# LISTING start
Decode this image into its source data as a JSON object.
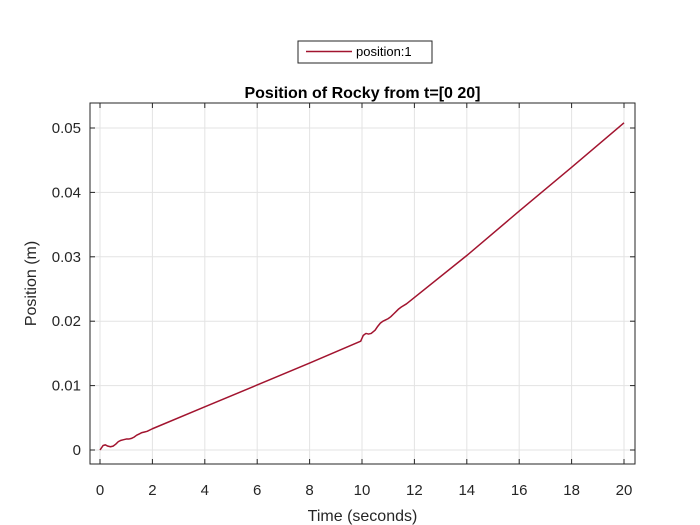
{
  "chart_data": {
    "type": "line",
    "title": "Position of Rocky from t=[0 20]",
    "xlabel": "Time (seconds)",
    "ylabel": "Position (m)",
    "xlim": [
      0,
      20
    ],
    "ylim": [
      -0.0007,
      0.0545
    ],
    "xticks": [
      0,
      2,
      4,
      6,
      8,
      10,
      12,
      14,
      16,
      18,
      20
    ],
    "xtick_labels": [
      "0",
      "2",
      "4",
      "6",
      "8",
      "10",
      "12",
      "14",
      "16",
      "18",
      "20"
    ],
    "yticks": [
      0,
      0.01,
      0.02,
      0.03,
      0.04,
      0.05
    ],
    "ytick_labels": [
      "0",
      "0.01",
      "0.02",
      "0.03",
      "0.04",
      "0.05"
    ],
    "grid": true,
    "legend_position": "top-center",
    "series": [
      {
        "name": "position:1",
        "color": "#a2142f",
        "x": [
          0,
          0.12,
          0.2,
          0.3,
          0.4,
          0.5,
          0.6,
          0.7,
          0.8,
          0.9,
          1.0,
          1.1,
          1.2,
          1.3,
          1.4,
          1.5,
          1.6,
          1.7,
          1.8,
          2.0,
          4.0,
          6.0,
          8.0,
          9.95,
          10.05,
          10.15,
          10.25,
          10.35,
          10.5,
          10.6,
          10.7,
          10.8,
          10.9,
          11.0,
          11.1,
          11.2,
          11.3,
          11.4,
          11.5,
          11.7,
          14.0,
          16.0,
          18.0,
          20.0
        ],
        "y": [
          0,
          0.0007,
          0.0008,
          0.0006,
          0.0005,
          0.0006,
          0.0009,
          0.0013,
          0.0015,
          0.0016,
          0.0017,
          0.0017,
          0.0018,
          0.002,
          0.0023,
          0.0025,
          0.0027,
          0.0028,
          0.0029,
          0.0033,
          0.0067,
          0.0101,
          0.0135,
          0.0169,
          0.0178,
          0.0181,
          0.018,
          0.0181,
          0.0186,
          0.0192,
          0.0197,
          0.02,
          0.0202,
          0.0204,
          0.0207,
          0.0211,
          0.0215,
          0.0219,
          0.0222,
          0.0227,
          0.0302,
          0.0371,
          0.0439,
          0.0508
        ]
      }
    ]
  }
}
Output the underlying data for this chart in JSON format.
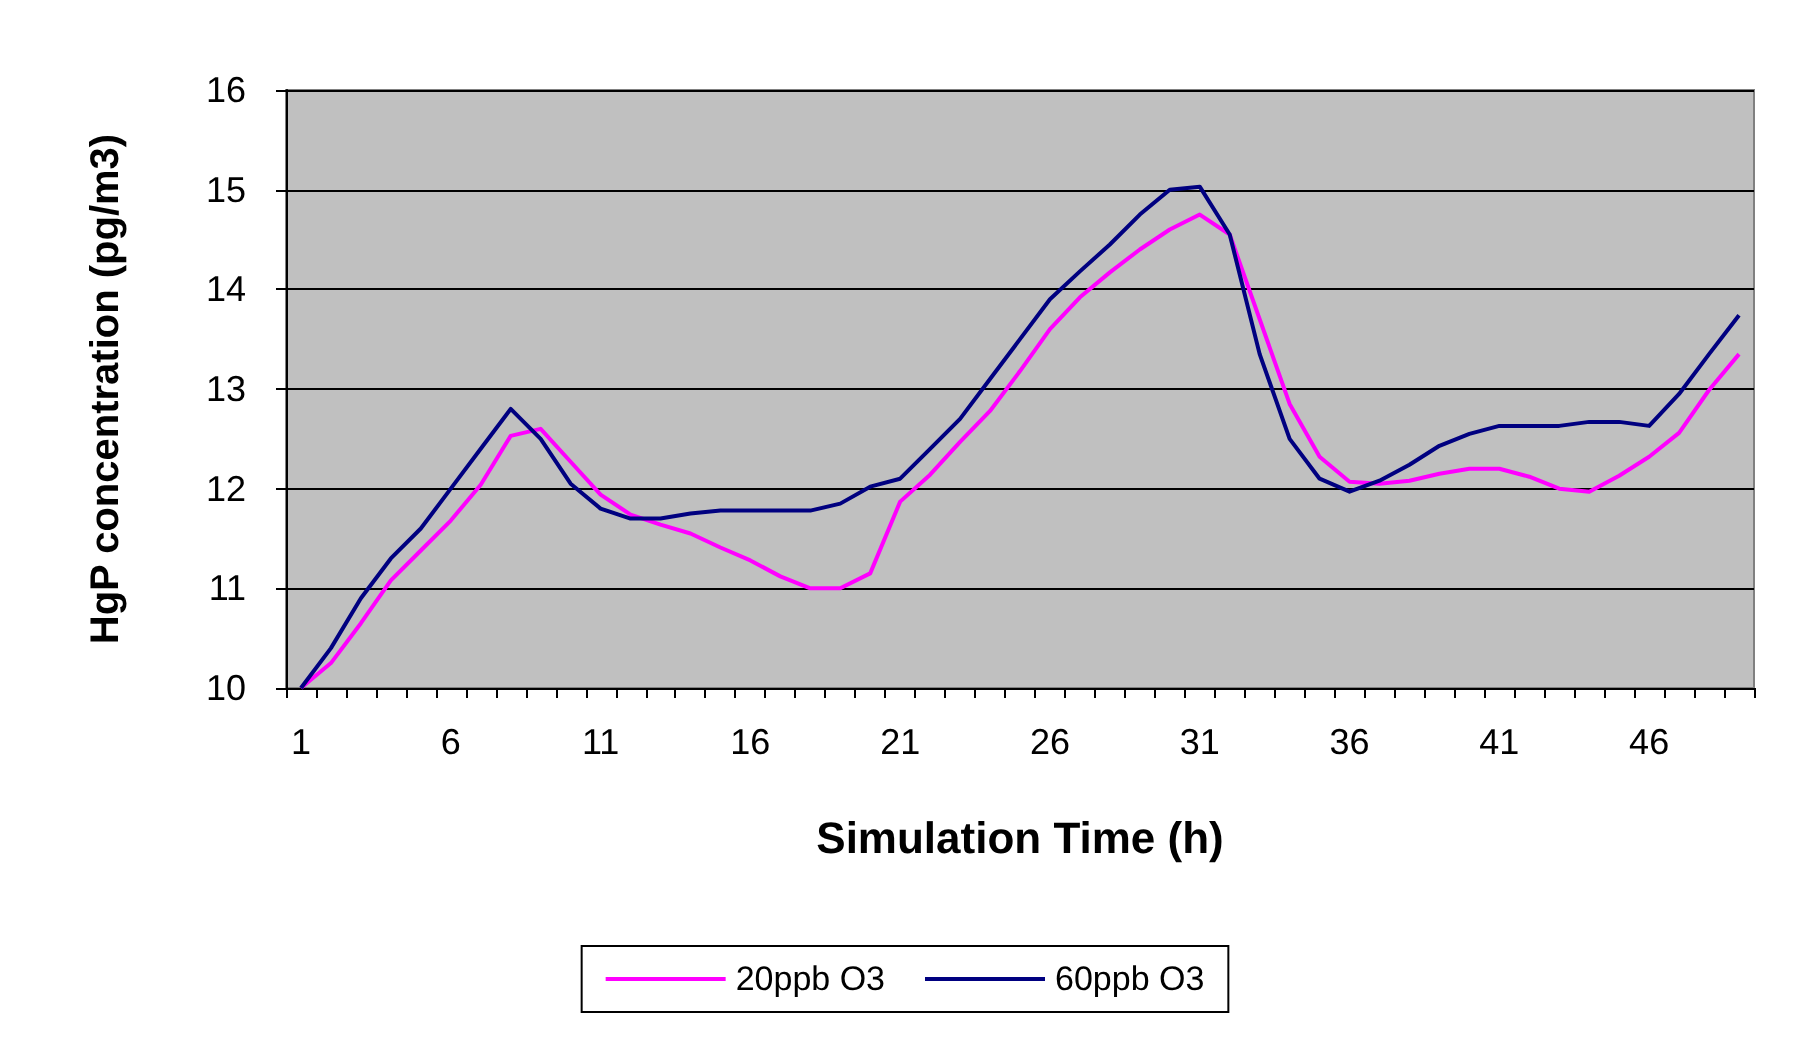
{
  "chart_data": {
    "type": "line",
    "xlabel": "Simulation Time (h)",
    "ylabel": "HgP concentration (pg/m3)",
    "categories": [
      "1",
      null,
      null,
      null,
      null,
      "6",
      null,
      null,
      null,
      null,
      "11",
      null,
      null,
      null,
      null,
      "16",
      null,
      null,
      null,
      null,
      "21",
      null,
      null,
      null,
      null,
      "26",
      null,
      null,
      null,
      null,
      "31",
      null,
      null,
      null,
      null,
      "36",
      null,
      null,
      null,
      null,
      "41",
      null,
      null,
      null,
      null,
      "46",
      null,
      null,
      null
    ],
    "series": [
      {
        "name": "20ppb O3",
        "color": "#ff00ff",
        "values": [
          10.0,
          10.25,
          10.65,
          11.08,
          11.38,
          11.68,
          12.04,
          12.53,
          12.6,
          12.27,
          11.94,
          11.74,
          11.64,
          11.55,
          11.41,
          11.28,
          11.12,
          11.0,
          11.0,
          11.15,
          11.87,
          12.14,
          12.47,
          12.78,
          13.18,
          13.6,
          13.92,
          14.17,
          14.4,
          14.6,
          14.75,
          14.55,
          13.7,
          12.85,
          12.32,
          12.07,
          12.05,
          12.08,
          12.15,
          12.2,
          12.2,
          12.12,
          12.0,
          11.97,
          12.13,
          12.32,
          12.56,
          12.99,
          13.35
        ]
      },
      {
        "name": "60ppb O3",
        "color": "#000080",
        "values": [
          10.0,
          10.4,
          10.9,
          11.3,
          11.6,
          12.0,
          12.4,
          12.8,
          12.5,
          12.05,
          11.8,
          11.7,
          11.7,
          11.75,
          11.78,
          11.78,
          11.78,
          11.78,
          11.85,
          12.02,
          12.1,
          12.4,
          12.7,
          13.1,
          13.5,
          13.9,
          14.18,
          14.45,
          14.75,
          15.0,
          15.03,
          14.55,
          13.35,
          12.5,
          12.1,
          11.97,
          12.08,
          12.24,
          12.43,
          12.55,
          12.63,
          12.63,
          12.63,
          12.67,
          12.67,
          12.63,
          12.95,
          13.35,
          13.74
        ]
      }
    ],
    "ylim": [
      10,
      16
    ],
    "yticks": [
      10,
      11,
      12,
      13,
      14,
      15,
      16
    ],
    "grid": "y",
    "legend": "bottom",
    "marker": "none",
    "line_style": "solid"
  }
}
# LISTING end
TASK TO CARRY OUT:
Reproduce every line precisely as given, omitting all pictures.

SOLUTION FOR THIS TASK:
Decode this image into its source data as a JSON object.
{
  "chart_data": {
    "type": "line",
    "title": "Position of Rocky from t=[0 20]",
    "xlabel": "Time (seconds)",
    "ylabel": "Position (m)",
    "xlim": [
      0,
      20
    ],
    "ylim": [
      -0.0007,
      0.0545
    ],
    "xticks": [
      0,
      2,
      4,
      6,
      8,
      10,
      12,
      14,
      16,
      18,
      20
    ],
    "xtick_labels": [
      "0",
      "2",
      "4",
      "6",
      "8",
      "10",
      "12",
      "14",
      "16",
      "18",
      "20"
    ],
    "yticks": [
      0,
      0.01,
      0.02,
      0.03,
      0.04,
      0.05
    ],
    "ytick_labels": [
      "0",
      "0.01",
      "0.02",
      "0.03",
      "0.04",
      "0.05"
    ],
    "grid": true,
    "legend_position": "top-center",
    "series": [
      {
        "name": "position:1",
        "color": "#a2142f",
        "x": [
          0,
          0.12,
          0.2,
          0.3,
          0.4,
          0.5,
          0.6,
          0.7,
          0.8,
          0.9,
          1.0,
          1.1,
          1.2,
          1.3,
          1.4,
          1.5,
          1.6,
          1.7,
          1.8,
          2.0,
          4.0,
          6.0,
          8.0,
          9.95,
          10.05,
          10.15,
          10.25,
          10.35,
          10.5,
          10.6,
          10.7,
          10.8,
          10.9,
          11.0,
          11.1,
          11.2,
          11.3,
          11.4,
          11.5,
          11.7,
          14.0,
          16.0,
          18.0,
          20.0
        ],
        "y": [
          0,
          0.0007,
          0.0008,
          0.0006,
          0.0005,
          0.0006,
          0.0009,
          0.0013,
          0.0015,
          0.0016,
          0.0017,
          0.0017,
          0.0018,
          0.002,
          0.0023,
          0.0025,
          0.0027,
          0.0028,
          0.0029,
          0.0033,
          0.0067,
          0.0101,
          0.0135,
          0.0169,
          0.0178,
          0.0181,
          0.018,
          0.0181,
          0.0186,
          0.0192,
          0.0197,
          0.02,
          0.0202,
          0.0204,
          0.0207,
          0.0211,
          0.0215,
          0.0219,
          0.0222,
          0.0227,
          0.0302,
          0.0371,
          0.0439,
          0.0508
        ]
      }
    ]
  }
}
Output the underlying data for this chart in JSON format.
{
  "chart_data": {
    "type": "line",
    "xlabel": "Simulation Time (h)",
    "ylabel": "HgP concentration (pg/m3)",
    "categories": [
      "1",
      null,
      null,
      null,
      null,
      "6",
      null,
      null,
      null,
      null,
      "11",
      null,
      null,
      null,
      null,
      "16",
      null,
      null,
      null,
      null,
      "21",
      null,
      null,
      null,
      null,
      "26",
      null,
      null,
      null,
      null,
      "31",
      null,
      null,
      null,
      null,
      "36",
      null,
      null,
      null,
      null,
      "41",
      null,
      null,
      null,
      null,
      "46",
      null,
      null,
      null
    ],
    "series": [
      {
        "name": "20ppb O3",
        "color": "#ff00ff",
        "values": [
          10.0,
          10.25,
          10.65,
          11.08,
          11.38,
          11.68,
          12.04,
          12.53,
          12.6,
          12.27,
          11.94,
          11.74,
          11.64,
          11.55,
          11.41,
          11.28,
          11.12,
          11.0,
          11.0,
          11.15,
          11.87,
          12.14,
          12.47,
          12.78,
          13.18,
          13.6,
          13.92,
          14.17,
          14.4,
          14.6,
          14.75,
          14.55,
          13.7,
          12.85,
          12.32,
          12.07,
          12.05,
          12.08,
          12.15,
          12.2,
          12.2,
          12.12,
          12.0,
          11.97,
          12.13,
          12.32,
          12.56,
          12.99,
          13.35
        ]
      },
      {
        "name": "60ppb O3",
        "color": "#000080",
        "values": [
          10.0,
          10.4,
          10.9,
          11.3,
          11.6,
          12.0,
          12.4,
          12.8,
          12.5,
          12.05,
          11.8,
          11.7,
          11.7,
          11.75,
          11.78,
          11.78,
          11.78,
          11.78,
          11.85,
          12.02,
          12.1,
          12.4,
          12.7,
          13.1,
          13.5,
          13.9,
          14.18,
          14.45,
          14.75,
          15.0,
          15.03,
          14.55,
          13.35,
          12.5,
          12.1,
          11.97,
          12.08,
          12.24,
          12.43,
          12.55,
          12.63,
          12.63,
          12.63,
          12.67,
          12.67,
          12.63,
          12.95,
          13.35,
          13.74
        ]
      }
    ],
    "ylim": [
      10,
      16
    ],
    "yticks": [
      10,
      11,
      12,
      13,
      14,
      15,
      16
    ],
    "grid": "y",
    "legend": "bottom",
    "marker": "none",
    "line_style": "solid"
  }
}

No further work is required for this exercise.